Stored records:
----

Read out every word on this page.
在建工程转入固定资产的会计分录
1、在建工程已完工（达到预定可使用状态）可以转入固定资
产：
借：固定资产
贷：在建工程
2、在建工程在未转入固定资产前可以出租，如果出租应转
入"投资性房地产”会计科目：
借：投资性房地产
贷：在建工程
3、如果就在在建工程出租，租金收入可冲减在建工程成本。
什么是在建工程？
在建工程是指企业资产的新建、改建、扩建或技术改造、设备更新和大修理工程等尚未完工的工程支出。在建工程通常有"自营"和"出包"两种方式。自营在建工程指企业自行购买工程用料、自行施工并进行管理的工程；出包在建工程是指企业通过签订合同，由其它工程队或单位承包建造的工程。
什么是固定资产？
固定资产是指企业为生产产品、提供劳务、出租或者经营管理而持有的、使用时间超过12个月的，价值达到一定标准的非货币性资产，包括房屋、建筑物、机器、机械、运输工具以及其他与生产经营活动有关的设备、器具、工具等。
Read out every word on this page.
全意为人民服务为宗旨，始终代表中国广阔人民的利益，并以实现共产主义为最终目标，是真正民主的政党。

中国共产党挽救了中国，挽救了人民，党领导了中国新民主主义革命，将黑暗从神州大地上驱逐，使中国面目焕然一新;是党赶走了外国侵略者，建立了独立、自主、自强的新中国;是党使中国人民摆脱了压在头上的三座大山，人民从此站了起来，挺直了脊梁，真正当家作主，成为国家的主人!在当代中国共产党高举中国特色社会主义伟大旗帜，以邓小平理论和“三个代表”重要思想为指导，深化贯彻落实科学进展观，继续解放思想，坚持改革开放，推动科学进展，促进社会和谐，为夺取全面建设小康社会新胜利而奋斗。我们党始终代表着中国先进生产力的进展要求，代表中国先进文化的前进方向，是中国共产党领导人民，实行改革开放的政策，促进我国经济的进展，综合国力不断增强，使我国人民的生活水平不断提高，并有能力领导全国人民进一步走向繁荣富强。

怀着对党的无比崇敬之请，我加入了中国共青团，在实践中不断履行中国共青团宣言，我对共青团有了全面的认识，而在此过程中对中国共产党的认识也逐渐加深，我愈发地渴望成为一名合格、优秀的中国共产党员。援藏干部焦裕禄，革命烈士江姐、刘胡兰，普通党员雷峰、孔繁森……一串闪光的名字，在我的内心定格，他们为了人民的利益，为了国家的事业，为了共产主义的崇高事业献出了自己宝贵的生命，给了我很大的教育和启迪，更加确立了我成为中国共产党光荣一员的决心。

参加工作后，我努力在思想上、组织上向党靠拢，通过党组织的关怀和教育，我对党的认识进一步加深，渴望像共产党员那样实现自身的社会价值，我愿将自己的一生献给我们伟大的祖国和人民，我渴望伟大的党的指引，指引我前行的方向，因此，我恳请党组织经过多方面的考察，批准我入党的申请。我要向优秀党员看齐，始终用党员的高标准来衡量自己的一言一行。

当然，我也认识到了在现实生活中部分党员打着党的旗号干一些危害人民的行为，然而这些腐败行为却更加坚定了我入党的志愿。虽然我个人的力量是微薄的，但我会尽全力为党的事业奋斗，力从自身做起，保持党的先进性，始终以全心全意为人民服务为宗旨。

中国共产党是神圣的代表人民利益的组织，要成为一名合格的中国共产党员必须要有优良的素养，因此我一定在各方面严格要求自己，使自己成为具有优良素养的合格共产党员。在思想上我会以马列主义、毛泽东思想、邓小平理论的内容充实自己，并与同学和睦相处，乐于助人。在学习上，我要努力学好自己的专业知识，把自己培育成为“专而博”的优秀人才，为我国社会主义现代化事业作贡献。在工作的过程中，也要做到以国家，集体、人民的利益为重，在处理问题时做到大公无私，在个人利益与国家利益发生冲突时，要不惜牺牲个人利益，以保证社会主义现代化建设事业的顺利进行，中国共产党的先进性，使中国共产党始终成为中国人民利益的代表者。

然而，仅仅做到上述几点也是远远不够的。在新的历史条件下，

----

Aim of the task:
Retype all of the material, keeping each line exact.

Result of the exercise:
Read out every word on this page.
在建工程转入固定资产的会计分录
1、在建工程已完工（达到预定可使用状态）可以转入固定资
产：
借：固定资产
贷：在建工程
2、在建工程在未转入固定资产前可以出租，如果出租应转
入"投资性房地产”会计科目：
借：投资性房地产
贷：在建工程
3、如果就在在建工程出租，租金收入可冲减在建工程成本。
什么是在建工程？
在建工程是指企业资产的新建、改建、扩建或技术改造、设备更新和大修理工程等尚未完工的工程支出。在建工程通常有"自营"和"出包"两种方式。自营在建工程指企业自行购买工程用料、自行施工并进行管理的工程；出包在建工程是指企业通过签订合同，由其它工程队或单位承包建造的工程。
什么是固定资产？
固定资产是指企业为生产产品、提供劳务、出租或者经营管理而持有的、使用时间超过12个月的，价值达到一定标准的非货币性资产，包括房屋、建筑物、机器、机械、运输工具以及其他与生产经营活动有关的设备、器具、工具等。
Read out every word on this page.
全意为人民服务为宗旨，始终代表中国广阔人民的利益，并以实现共产主义为最终目标，是真正民主的政党。

中国共产党挽救了中国，挽救了人民，党领导了中国新民主主义革命，将黑暗从神州大地上驱逐，使中国面目焕然一新;是党赶走了外国侵略者，建立了独立、自主、自强的新中国;是党使中国人民摆脱了压在头上的三座大山，人民从此站了起来，挺直了脊梁，真正当家作主，成为国家的主人!在当代中国共产党高举中国特色社会主义伟大旗帜，以邓小平理论和“三个代表”重要思想为指导，深化贯彻落实科学进展观，继续解放思想，坚持改革开放，推动科学进展，促进社会和谐，为夺取全面建设小康社会新胜利而奋斗。我们党始终代表着中国先进生产力的进展要求，代表中国先进文化的前进方向，是中国共产党领导人民，实行改革开放的政策，促进我国经济的进展，综合国力不断增强，使我国人民的生活水平不断提高，并有能力领导全国人民进一步走向繁荣富强。

怀着对党的无比崇敬之请，我加入了中国共青团，在实践中不断履行中国共青团宣言，我对共青团有了全面的认识，而在此过程中对中国共产党的认识也逐渐加深，我愈发地渴望成为一名合格、优秀的中国共产党员。援藏干部焦裕禄，革命烈士江姐、刘胡兰，普通党员雷峰、孔繁森……一串闪光的名字，在我的内心定格，他们为了人民的利益，为了国家的事业，为了共产主义的崇高事业献出了自己宝贵的生命，给了我很大的教育和启迪，更加确立了我成为中国共产党光荣一员的决心。

参加工作后，我努力在思想上、组织上向党靠拢，通过党组织的关怀和教育，我对党的认识进一步加深，渴望像共产党员那样实现自身的社会价值，我愿将自己的一生献给我们伟大的祖国和人民，我渴望伟大的党的指引，指引我前行的方向，因此，我恳请党组织经过多方面的考察，批准我入党的申请。我要向优秀党员看齐，始终用党员的高标准来衡量自己的一言一行。

当然，我也认识到了在现实生活中部分党员打着党的旗号干一些危害人民的行为，然而这些腐败行为却更加坚定了我入党的志愿。虽然我个人的力量是微薄的，但我会尽全力为党的事业奋斗，力从自身做起，保持党的先进性，始终以全心全意为人民服务为宗旨。

中国共产党是神圣的代表人民利益的组织，要成为一名合格的中国共产党员必须要有优良的素养，因此我一定在各方面严格要求自己，使自己成为具有优良素养的合格共产党员。在思想上我会以马列主义、毛泽东思想、邓小平理论的内容充实自己，并与同学和睦相处，乐于助人。在学习上，我要努力学好自己的专业知识，把自己培育成为“专而博”的优秀人才，为我国社会主义现代化事业作贡献。在工作的过程中，也要做到以国家，集体、人民的利益为重，在处理问题时做到大公无私，在个人利益与国家利益发生冲突时，要不惜牺牲个人利益，以保证社会主义现代化建设事业的顺利进行，中国共产党的先进性，使中国共产党始终成为中国人民利益的代表者。

然而，仅仅做到上述几点也是远远不够的。在新的历史条件下，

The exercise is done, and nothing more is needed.